Entries with figure data
--- --- ---
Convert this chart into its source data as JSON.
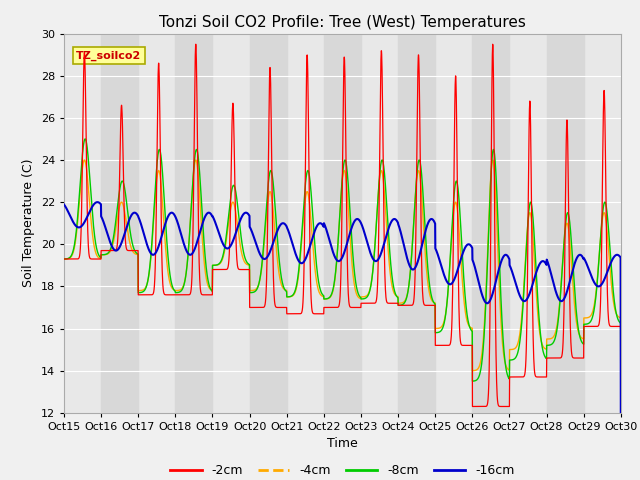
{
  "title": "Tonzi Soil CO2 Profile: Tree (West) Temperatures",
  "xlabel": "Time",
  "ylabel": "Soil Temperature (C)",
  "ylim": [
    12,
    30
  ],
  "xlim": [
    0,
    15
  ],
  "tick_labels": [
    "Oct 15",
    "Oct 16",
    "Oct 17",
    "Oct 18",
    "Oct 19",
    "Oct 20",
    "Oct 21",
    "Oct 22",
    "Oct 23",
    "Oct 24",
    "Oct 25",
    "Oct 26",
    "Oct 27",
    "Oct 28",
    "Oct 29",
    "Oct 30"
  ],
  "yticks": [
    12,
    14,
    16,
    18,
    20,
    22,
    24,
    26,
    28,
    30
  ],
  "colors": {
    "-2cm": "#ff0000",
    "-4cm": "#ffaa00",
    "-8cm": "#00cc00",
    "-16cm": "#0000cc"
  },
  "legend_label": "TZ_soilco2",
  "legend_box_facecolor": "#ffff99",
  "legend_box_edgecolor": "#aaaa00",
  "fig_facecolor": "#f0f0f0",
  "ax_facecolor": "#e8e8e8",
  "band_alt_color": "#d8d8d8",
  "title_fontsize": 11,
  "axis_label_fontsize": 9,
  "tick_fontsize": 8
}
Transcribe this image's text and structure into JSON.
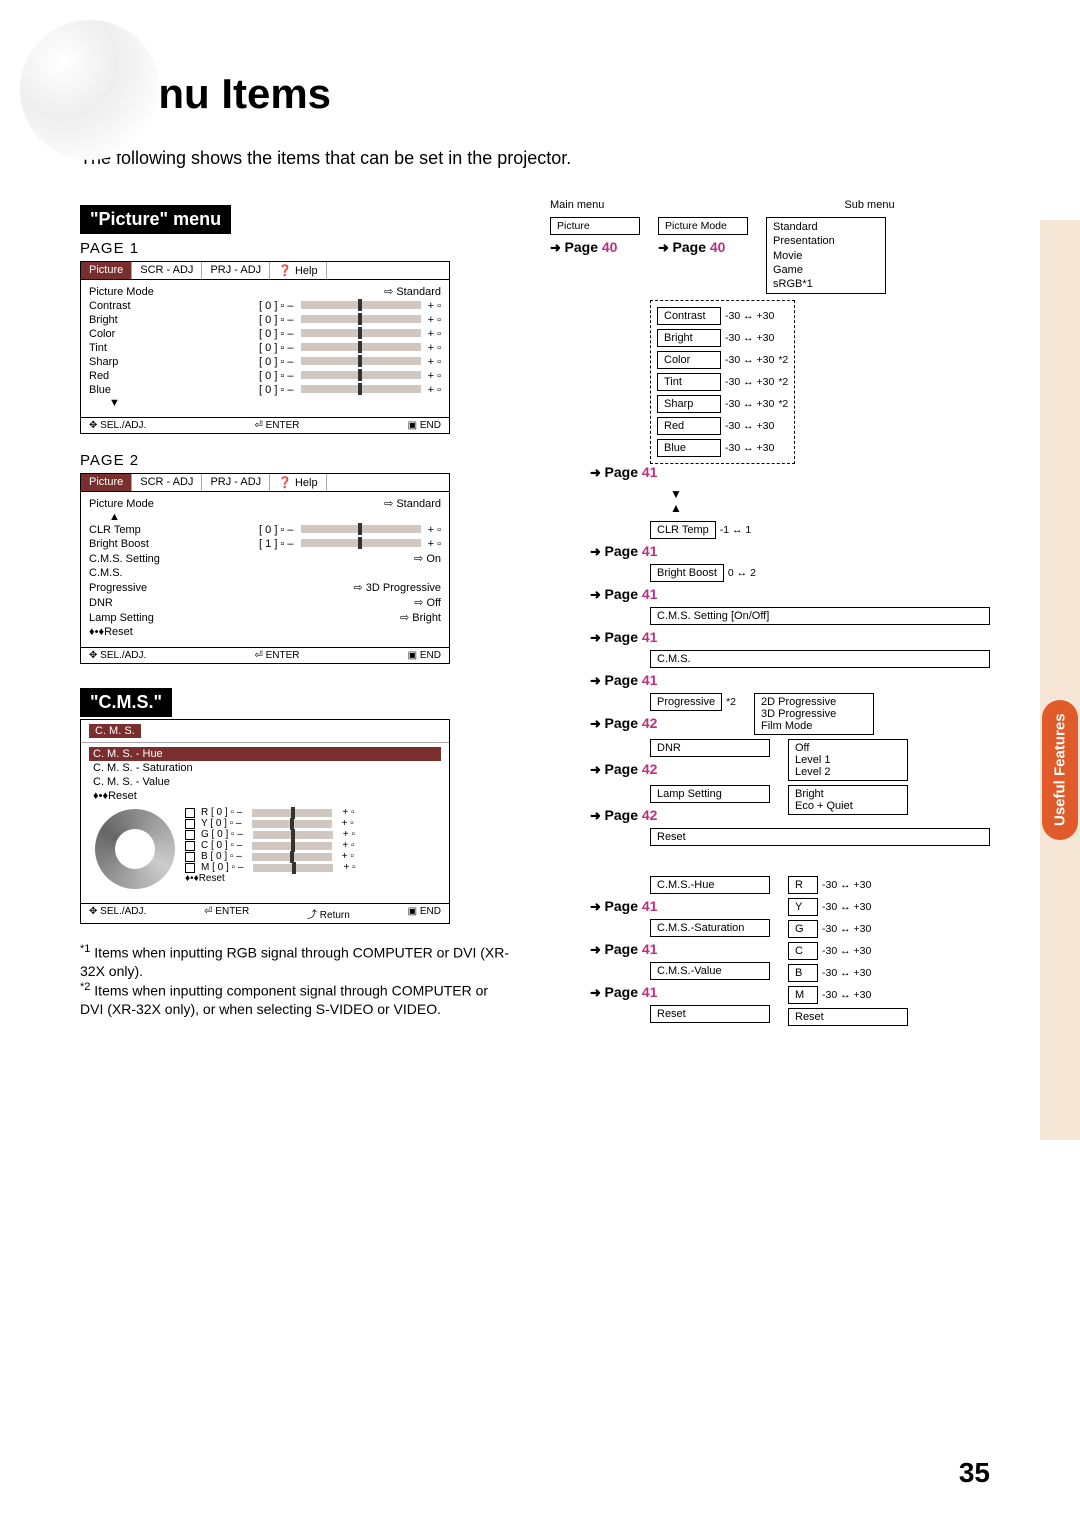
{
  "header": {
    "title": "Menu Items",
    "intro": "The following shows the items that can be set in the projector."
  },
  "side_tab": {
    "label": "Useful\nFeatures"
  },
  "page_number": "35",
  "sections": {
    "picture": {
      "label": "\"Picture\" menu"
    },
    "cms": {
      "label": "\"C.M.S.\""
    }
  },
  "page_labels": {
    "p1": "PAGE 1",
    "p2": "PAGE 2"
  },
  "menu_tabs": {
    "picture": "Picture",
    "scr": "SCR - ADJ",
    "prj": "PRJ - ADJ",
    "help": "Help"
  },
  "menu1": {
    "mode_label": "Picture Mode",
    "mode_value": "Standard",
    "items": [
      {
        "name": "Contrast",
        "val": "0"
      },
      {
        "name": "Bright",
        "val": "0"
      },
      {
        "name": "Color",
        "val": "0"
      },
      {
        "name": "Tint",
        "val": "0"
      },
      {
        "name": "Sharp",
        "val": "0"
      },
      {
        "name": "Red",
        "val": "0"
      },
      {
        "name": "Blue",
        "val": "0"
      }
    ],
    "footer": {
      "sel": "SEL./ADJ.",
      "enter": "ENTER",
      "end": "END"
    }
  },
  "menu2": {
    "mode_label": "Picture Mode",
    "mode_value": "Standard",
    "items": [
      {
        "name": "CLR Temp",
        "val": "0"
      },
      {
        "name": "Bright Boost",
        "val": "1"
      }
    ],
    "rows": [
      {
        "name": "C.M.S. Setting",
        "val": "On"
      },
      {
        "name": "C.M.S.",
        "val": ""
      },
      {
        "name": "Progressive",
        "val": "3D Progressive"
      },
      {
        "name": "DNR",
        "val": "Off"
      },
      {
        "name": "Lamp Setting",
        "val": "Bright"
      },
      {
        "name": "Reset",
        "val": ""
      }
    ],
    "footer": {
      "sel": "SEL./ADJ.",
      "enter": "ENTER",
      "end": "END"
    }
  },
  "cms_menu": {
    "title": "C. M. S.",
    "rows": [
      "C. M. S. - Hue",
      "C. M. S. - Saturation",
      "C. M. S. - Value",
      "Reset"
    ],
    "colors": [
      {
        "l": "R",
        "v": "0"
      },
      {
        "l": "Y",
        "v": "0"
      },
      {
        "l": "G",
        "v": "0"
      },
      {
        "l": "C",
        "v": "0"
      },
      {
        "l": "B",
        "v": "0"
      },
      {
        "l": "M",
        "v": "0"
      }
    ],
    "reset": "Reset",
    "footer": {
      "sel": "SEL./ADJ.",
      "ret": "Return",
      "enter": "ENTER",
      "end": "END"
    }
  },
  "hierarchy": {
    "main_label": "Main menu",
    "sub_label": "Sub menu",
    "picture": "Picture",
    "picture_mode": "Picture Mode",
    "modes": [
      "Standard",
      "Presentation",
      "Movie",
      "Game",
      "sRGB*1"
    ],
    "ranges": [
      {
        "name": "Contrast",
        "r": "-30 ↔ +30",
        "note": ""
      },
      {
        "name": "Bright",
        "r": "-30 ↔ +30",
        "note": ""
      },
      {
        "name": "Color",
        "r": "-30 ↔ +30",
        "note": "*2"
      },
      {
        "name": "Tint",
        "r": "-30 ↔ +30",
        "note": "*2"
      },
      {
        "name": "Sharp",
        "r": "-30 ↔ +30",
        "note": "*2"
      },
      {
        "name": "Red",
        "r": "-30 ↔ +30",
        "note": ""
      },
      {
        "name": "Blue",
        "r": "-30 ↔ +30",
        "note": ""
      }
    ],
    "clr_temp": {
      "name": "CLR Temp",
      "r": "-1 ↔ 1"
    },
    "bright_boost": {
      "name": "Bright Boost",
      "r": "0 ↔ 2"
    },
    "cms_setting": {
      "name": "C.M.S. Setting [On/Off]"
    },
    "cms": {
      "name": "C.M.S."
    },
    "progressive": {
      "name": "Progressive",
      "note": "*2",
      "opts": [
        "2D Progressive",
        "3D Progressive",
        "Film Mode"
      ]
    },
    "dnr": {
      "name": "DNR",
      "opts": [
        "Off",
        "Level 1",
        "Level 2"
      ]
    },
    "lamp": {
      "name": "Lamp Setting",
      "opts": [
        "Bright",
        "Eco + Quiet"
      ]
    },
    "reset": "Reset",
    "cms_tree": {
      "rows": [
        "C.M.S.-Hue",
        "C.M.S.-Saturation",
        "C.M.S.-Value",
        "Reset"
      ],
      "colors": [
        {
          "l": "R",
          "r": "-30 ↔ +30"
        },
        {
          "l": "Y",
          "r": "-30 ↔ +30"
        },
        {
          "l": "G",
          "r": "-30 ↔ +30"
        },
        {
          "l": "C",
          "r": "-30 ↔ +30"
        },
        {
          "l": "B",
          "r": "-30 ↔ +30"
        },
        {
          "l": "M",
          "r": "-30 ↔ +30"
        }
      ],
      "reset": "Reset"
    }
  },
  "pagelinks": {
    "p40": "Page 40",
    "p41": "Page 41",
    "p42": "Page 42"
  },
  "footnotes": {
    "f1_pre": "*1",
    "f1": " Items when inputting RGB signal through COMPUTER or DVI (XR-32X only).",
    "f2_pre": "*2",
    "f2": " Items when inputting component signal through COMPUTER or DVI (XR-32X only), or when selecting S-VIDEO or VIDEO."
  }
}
--- --- ---
**Directions for this task:**
Could you reproduce every record above exactly, leaving out the pictures?

**Complete output:**
Convert this chart into its source data as JSON.
{
  "title": "Tonzi Soil CO2 Profile: Tree (West) Temperatures",
  "xlabel": "Time",
  "ylabel": "Soil Temperature (C)",
  "ylim": [
    12,
    30
  ],
  "xlim": [
    0,
    15
  ],
  "tick_labels": [
    "Oct 15",
    "Oct 16",
    "Oct 17",
    "Oct 18",
    "Oct 19",
    "Oct 20",
    "Oct 21",
    "Oct 22",
    "Oct 23",
    "Oct 24",
    "Oct 25",
    "Oct 26",
    "Oct 27",
    "Oct 28",
    "Oct 29",
    "Oct 30"
  ],
  "yticks": [
    12,
    14,
    16,
    18,
    20,
    22,
    24,
    26,
    28,
    30
  ],
  "colors": {
    "-2cm": "#ff0000",
    "-4cm": "#ffaa00",
    "-8cm": "#00cc00",
    "-16cm": "#0000cc"
  },
  "legend_label": "TZ_soilco2",
  "legend_box_facecolor": "#ffff99",
  "legend_box_edgecolor": "#aaaa00",
  "fig_facecolor": "#f0f0f0",
  "ax_facecolor": "#e8e8e8",
  "band_alt_color": "#d8d8d8",
  "title_fontsize": 11,
  "axis_label_fontsize": 9,
  "tick_fontsize": 8
}
Transcribe this image's text and structure into JSON.
{
  "header": {
    "title": "Menu Items",
    "intro": "The following shows the items that can be set in the projector."
  },
  "side_tab": {
    "label": "Useful\nFeatures"
  },
  "page_number": "35",
  "sections": {
    "picture": {
      "label": "\"Picture\" menu"
    },
    "cms": {
      "label": "\"C.M.S.\""
    }
  },
  "page_labels": {
    "p1": "PAGE 1",
    "p2": "PAGE 2"
  },
  "menu_tabs": {
    "picture": "Picture",
    "scr": "SCR - ADJ",
    "prj": "PRJ - ADJ",
    "help": "Help"
  },
  "menu1": {
    "mode_label": "Picture Mode",
    "mode_value": "Standard",
    "items": [
      {
        "name": "Contrast",
        "val": "0"
      },
      {
        "name": "Bright",
        "val": "0"
      },
      {
        "name": "Color",
        "val": "0"
      },
      {
        "name": "Tint",
        "val": "0"
      },
      {
        "name": "Sharp",
        "val": "0"
      },
      {
        "name": "Red",
        "val": "0"
      },
      {
        "name": "Blue",
        "val": "0"
      }
    ],
    "footer": {
      "sel": "SEL./ADJ.",
      "enter": "ENTER",
      "end": "END"
    }
  },
  "menu2": {
    "mode_label": "Picture Mode",
    "mode_value": "Standard",
    "items": [
      {
        "name": "CLR Temp",
        "val": "0"
      },
      {
        "name": "Bright Boost",
        "val": "1"
      }
    ],
    "rows": [
      {
        "name": "C.M.S. Setting",
        "val": "On"
      },
      {
        "name": "C.M.S.",
        "val": ""
      },
      {
        "name": "Progressive",
        "val": "3D Progressive"
      },
      {
        "name": "DNR",
        "val": "Off"
      },
      {
        "name": "Lamp Setting",
        "val": "Bright"
      },
      {
        "name": "Reset",
        "val": ""
      }
    ],
    "footer": {
      "sel": "SEL./ADJ.",
      "enter": "ENTER",
      "end": "END"
    }
  },
  "cms_menu": {
    "title": "C. M. S.",
    "rows": [
      "C. M. S. - Hue",
      "C. M. S. - Saturation",
      "C. M. S. - Value",
      "Reset"
    ],
    "colors": [
      {
        "l": "R",
        "v": "0"
      },
      {
        "l": "Y",
        "v": "0"
      },
      {
        "l": "G",
        "v": "0"
      },
      {
        "l": "C",
        "v": "0"
      },
      {
        "l": "B",
        "v": "0"
      },
      {
        "l": "M",
        "v": "0"
      }
    ],
    "reset": "Reset",
    "footer": {
      "sel": "SEL./ADJ.",
      "ret": "Return",
      "enter": "ENTER",
      "end": "END"
    }
  },
  "hierarchy": {
    "main_label": "Main menu",
    "sub_label": "Sub menu",
    "picture": "Picture",
    "picture_mode": "Picture Mode",
    "modes": [
      "Standard",
      "Presentation",
      "Movie",
      "Game",
      "sRGB*1"
    ],
    "ranges": [
      {
        "name": "Contrast",
        "r": "-30 ↔ +30",
        "note": ""
      },
      {
        "name": "Bright",
        "r": "-30 ↔ +30",
        "note": ""
      },
      {
        "name": "Color",
        "r": "-30 ↔ +30",
        "note": "*2"
      },
      {
        "name": "Tint",
        "r": "-30 ↔ +30",
        "note": "*2"
      },
      {
        "name": "Sharp",
        "r": "-30 ↔ +30",
        "note": "*2"
      },
      {
        "name": "Red",
        "r": "-30 ↔ +30",
        "note": ""
      },
      {
        "name": "Blue",
        "r": "-30 ↔ +30",
        "note": ""
      }
    ],
    "clr_temp": {
      "name": "CLR Temp",
      "r": "-1 ↔ 1"
    },
    "bright_boost": {
      "name": "Bright Boost",
      "r": "0 ↔ 2"
    },
    "cms_setting": {
      "name": "C.M.S. Setting [On/Off]"
    },
    "cms": {
      "name": "C.M.S."
    },
    "progressive": {
      "name": "Progressive",
      "note": "*2",
      "opts": [
        "2D Progressive",
        "3D Progressive",
        "Film Mode"
      ]
    },
    "dnr": {
      "name": "DNR",
      "opts": [
        "Off",
        "Level 1",
        "Level 2"
      ]
    },
    "lamp": {
      "name": "Lamp Setting",
      "opts": [
        "Bright",
        "Eco + Quiet"
      ]
    },
    "reset": "Reset",
    "cms_tree": {
      "rows": [
        "C.M.S.-Hue",
        "C.M.S.-Saturation",
        "C.M.S.-Value",
        "Reset"
      ],
      "colors": [
        {
          "l": "R",
          "r": "-30 ↔ +30"
        },
        {
          "l": "Y",
          "r": "-30 ↔ +30"
        },
        {
          "l": "G",
          "r": "-30 ↔ +30"
        },
        {
          "l": "C",
          "r": "-30 ↔ +30"
        },
        {
          "l": "B",
          "r": "-30 ↔ +30"
        },
        {
          "l": "M",
          "r": "-30 ↔ +30"
        }
      ],
      "reset": "Reset"
    }
  },
  "pagelinks": {
    "p40": "Page 40",
    "p41": "Page 41",
    "p42": "Page 42"
  },
  "footnotes": {
    "f1_pre": "*1",
    "f1": " Items when inputting RGB signal through COMPUTER or DVI (XR-32X only).",
    "f2_pre": "*2",
    "f2": " Items when inputting component signal through COMPUTER or DVI (XR-32X only), or when selecting S-VIDEO or VIDEO."
  }
}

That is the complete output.